--- Metin bölümü ---
'''

Şimdi, ikinci bir maddede de para cezalarının az ödenmesiyle ilgili bir bulgu var. Yani burada hem siz ÇED raporlarıyla ilgili alınması gereken gelirlerden vazgeçmiş oluyorsunuz hem de aynı zamanda bunun bir kamu zararı olduğunu da eklemek istiyorum.

Bulgu 10'a geleceğim. Yine, Çevresel Etki Değerlendirmesi Yönetmeliği'nin uygulanmasına ilişkin tespitler. Burada da çeşitli sektörlerde faaliyet gösteren işletmelerin ÇED sürecinde kapasitelerinin düşük gösterilmesi var. Ek-1 "Çevresel Etki Değerlendirmesi Uygulanacak Projeler" demiştik. Ek-2 işletmeleri ise proje tanıtım dosyası hazırlamakla yükümlü. Şimdi, şöyle bir şey var Sayın Bakan: ÇED raporu hazırlama prosedürü yaklaşık bir buçuk yıl sürüyor, eğer proje tanıtım dosyası ise altı ay sürüyor. Şimdi, şirketler buna bakmışlar ve şöyle bir düzenlemeye gitmişler: Özellikle madencilik, balıkçılık ya da güneş enerjisi alanlarında faaliyet gösteren şirketlerde bu yapılmış. Yapılan incelemede, yatırımcı kişi ya da kuruluşların ÇED sürecinde Ek-1 listesine girmemek, Ek-2 sınır değerleri içinde kalıp "ÇED gerekli değil." kararı alabilmek ya da kapsam dışı kalabilmek amacıyla kapasitelerini ya da ÇED sahalarını olduğundan farklı göstermek için yapacakları yatırımı parça parça işletecek farklı isimlerdeki şirketler üzerinden birtakım başvurularda bulunmuşlar. Aynı şekilde, bitişik ada parseldeki işletmeler için de ÇED Yönetmeliği kapsamı dışında kalabilmek için aynı muafiyetler uygulanmış. Şimdi, burada ne çıkıyor ortaya Sayın Bakan? Birincisi, kamu zararı çıkıyor; ikincisi, çevre zararına göz yumma, sebep olma çıkıyor; firmaları kayırma sonuçları çıkıyor. Hangi firmalara bu olanaklar sağlandı? Bunları da aslında, belki, paylaşmanız gerekir diye düşünüyorum.

'''

--- Yapılacaklar ---
1 > ÇED bulgularıyla ilgili konuşmaya göre, ÇED raporu hazırlama prosedürü yaklaşık ne kadar sürüyor?
2 > ÇED bulgularıyla ilgili konuşmayı son cümlesinden sonra devam ettirebilir misiniz?
Kayıtlara ihtiyaç yoktur.

--- Kayıtlar ---
'''

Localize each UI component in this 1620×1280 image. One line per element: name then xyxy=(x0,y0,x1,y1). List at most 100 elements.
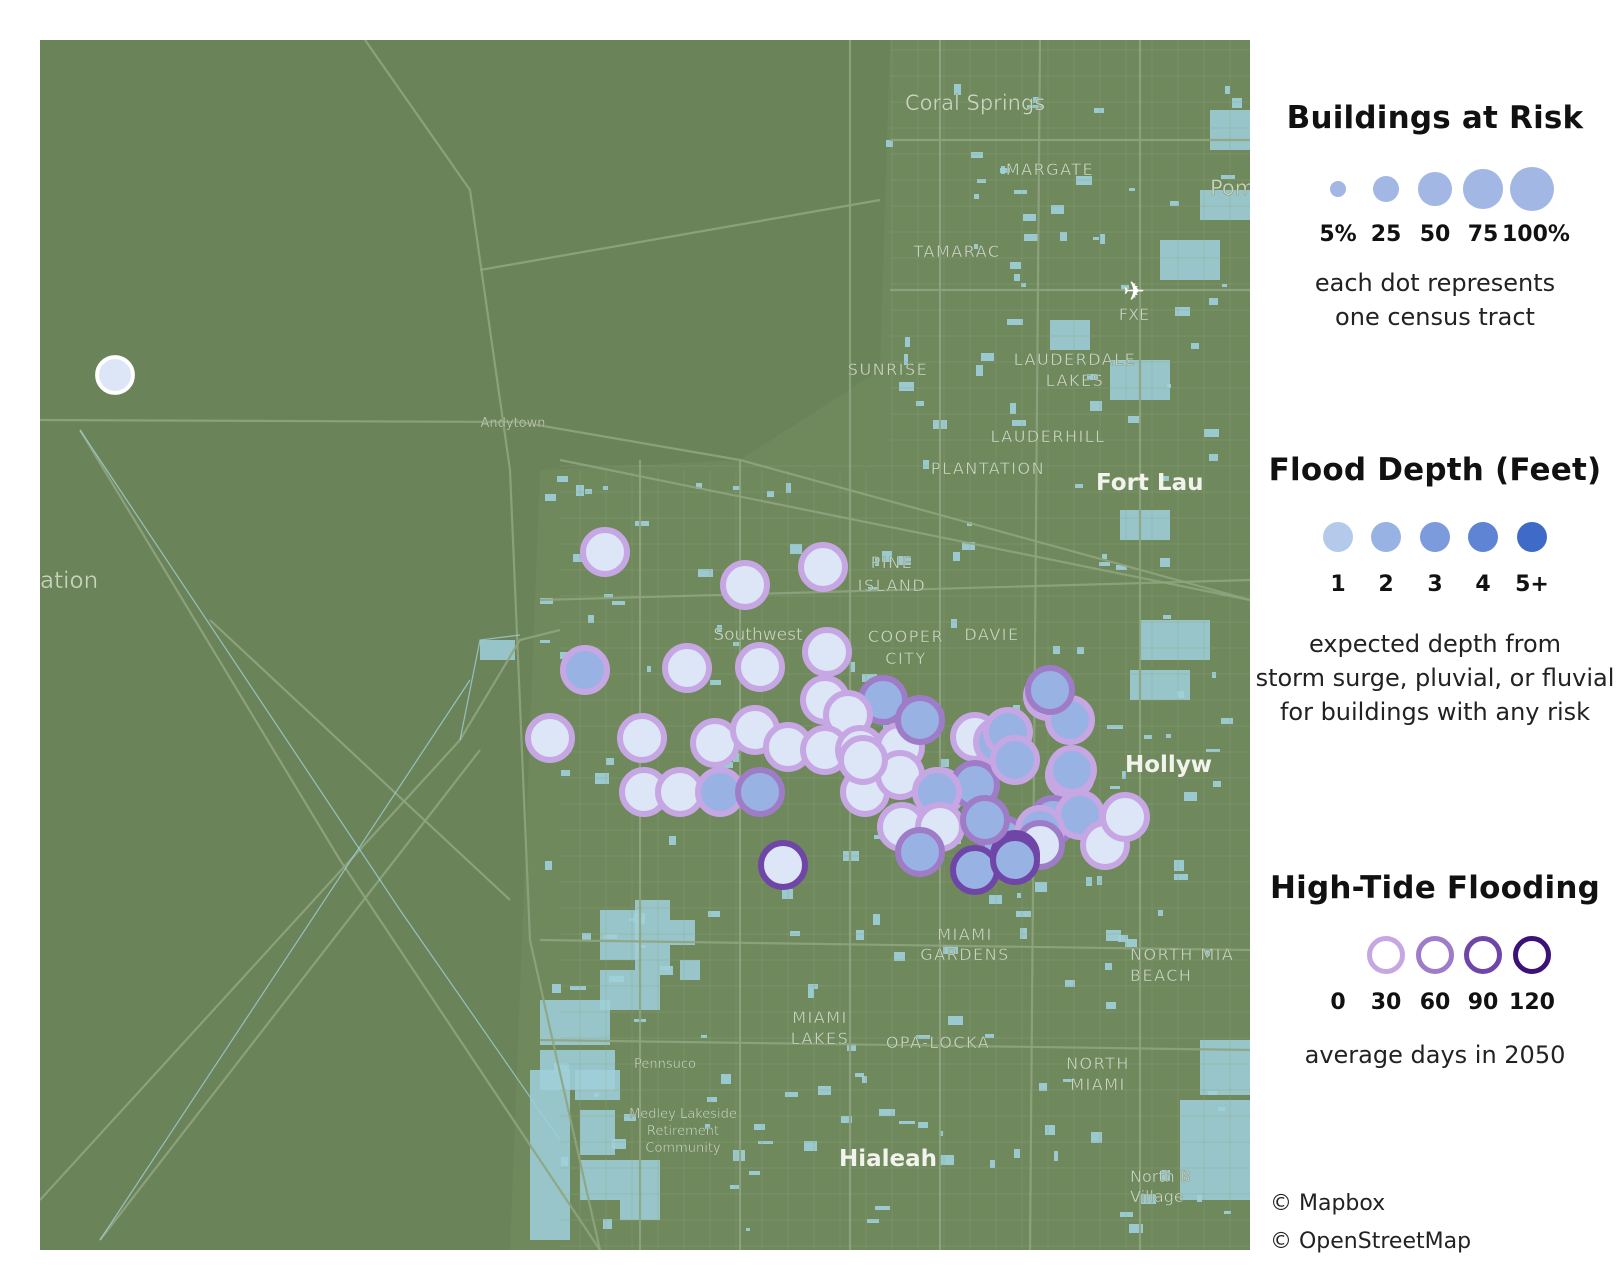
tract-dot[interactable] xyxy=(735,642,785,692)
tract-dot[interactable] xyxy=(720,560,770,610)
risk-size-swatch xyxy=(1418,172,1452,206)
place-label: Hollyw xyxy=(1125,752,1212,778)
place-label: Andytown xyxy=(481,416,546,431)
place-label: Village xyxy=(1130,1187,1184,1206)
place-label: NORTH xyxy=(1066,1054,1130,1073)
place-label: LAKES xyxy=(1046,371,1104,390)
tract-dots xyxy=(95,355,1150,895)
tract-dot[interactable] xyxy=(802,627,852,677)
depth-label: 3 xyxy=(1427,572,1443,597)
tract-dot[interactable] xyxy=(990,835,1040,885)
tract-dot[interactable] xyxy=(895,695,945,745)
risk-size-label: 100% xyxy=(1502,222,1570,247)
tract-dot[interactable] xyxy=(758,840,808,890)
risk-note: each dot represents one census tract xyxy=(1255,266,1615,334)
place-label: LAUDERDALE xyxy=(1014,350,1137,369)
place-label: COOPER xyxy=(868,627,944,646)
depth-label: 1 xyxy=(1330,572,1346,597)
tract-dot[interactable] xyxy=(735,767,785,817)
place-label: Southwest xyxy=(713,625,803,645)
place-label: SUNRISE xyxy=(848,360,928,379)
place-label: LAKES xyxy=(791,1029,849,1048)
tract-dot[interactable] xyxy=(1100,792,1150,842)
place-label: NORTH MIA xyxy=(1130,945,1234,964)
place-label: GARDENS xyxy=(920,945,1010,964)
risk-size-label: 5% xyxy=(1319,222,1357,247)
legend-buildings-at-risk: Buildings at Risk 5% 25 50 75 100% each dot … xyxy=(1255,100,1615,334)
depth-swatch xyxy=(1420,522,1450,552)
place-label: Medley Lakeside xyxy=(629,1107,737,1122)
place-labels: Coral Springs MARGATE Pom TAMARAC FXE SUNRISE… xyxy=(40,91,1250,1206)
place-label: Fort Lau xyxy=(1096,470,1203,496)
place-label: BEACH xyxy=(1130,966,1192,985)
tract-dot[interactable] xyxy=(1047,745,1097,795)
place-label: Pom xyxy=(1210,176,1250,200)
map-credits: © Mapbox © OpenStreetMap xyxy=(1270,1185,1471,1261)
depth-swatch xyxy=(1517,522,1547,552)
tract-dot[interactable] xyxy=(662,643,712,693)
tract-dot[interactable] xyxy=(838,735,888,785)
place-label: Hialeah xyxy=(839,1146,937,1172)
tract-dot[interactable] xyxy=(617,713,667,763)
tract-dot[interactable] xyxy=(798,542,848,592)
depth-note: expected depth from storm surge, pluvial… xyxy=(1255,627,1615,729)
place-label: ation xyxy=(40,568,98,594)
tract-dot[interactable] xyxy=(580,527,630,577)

'''

--- Görevlere göre yanıtlar ---
1 > Yaklaşık bir buçuk yıl.

2 >
Sayın Bakan...

BAŞKAN CEVDET YILMAZ - Emine Hanım, toparlarsanız...

EMİNE GÜLİZAR EMECAN (İstanbul) - Çok az bir sürem kaldı.

BAŞKAN CEVDET YILMAZ - Aştık süreyi.

EMİNE GÜLİZAR EMECAN (İstanbul) - Bulgu 29'a bakacak olursak çevre idari para cezalarının tahsilatına ilişkin tespitler var. Hızlı konuşacağım diye de dilim sürçüyor. Çevre idari para cezalarının tahsilat oranlarının düşük olmasına baktığımız zaman, Hazine ve Maliye Bakanlığı ile Bakanlığınız arasında bir görüş ayrılığı oluşmuş. 2020 yılında kesilen cezalar ve tahsilat miktarlarına baktığımızda, tüzel kişilere kesilen cezalarda tahsilat oranının yüzde 26, gerçek kişilere kesilen cezalarda tahsilat oranının yaklaşık yüzde 7 olduğu görülüyor.

BAŞKAN CEVDET YILMAZ - Son cümlelerinizi alalım. Lütfen...

EMİNE GÜLİZAR EMECAN (İstanbul) - Kamu idaresi cevabında, Bakanlık ve Hazine ve Maliye Bakanlığı personeli tarafından ortak yazılım çalışması başlatıldığı söyleniyor.

Sayın Bakan, bu çalışmalar ne aşamada, görüş ayrılığını giderebildiniz mi ya da bir çalışma yapma içerisinde misiniz? Bu konuda da bilgi verirseniz seviniriz.

BAŞKAN CEVDET YILMAZ - Teşekkür ediyorum.

EMİNE GÜLİZAR EMECAN (İstanbul) - Başkanım, çok kısa bir süre...

BAŞKAN CEVDET YILMAZ - Ama iki dakika oldu. Lütfen...

EMİNE GÜLİZAR EMECAN (İstanbul) - Bir tane bulguya daha değinip son bir...

BAŞKAN CEVDET YILMAZ - Son bir cümle.

Buyurun.

EMİNE GÜLİZAR EMECAN (İstanbul) - Yine, çok ciddi bir bulgu var, bulgu-37: Fatura ödemelerine ilişkin birtakım tespitler var. Bunda da kamu zararı oluşmuş, özellikle kurumun çeşitli elektrik, doğal gaz ve telefon faturaları üzerine yapılan incelemelerde. Özel telefon faturalarına kadar ödemeler yapıldığı görülüyor bu bulguda da.

BAŞKAN CEVDET YILMAZ - Teşekkür ediyorum, sağ olun.

EMİNE GÜLİZAR EMECAN (İstanbul) - Bununla ilgili de bir soruşturma başlattınız mı, yaptığınız bir çalışma var mı? Bu konuda da cevap verirseniz seviniriz.

Bakanlık bütçenizin hayırlı olmasını diliyorum, her koşulda, yine de.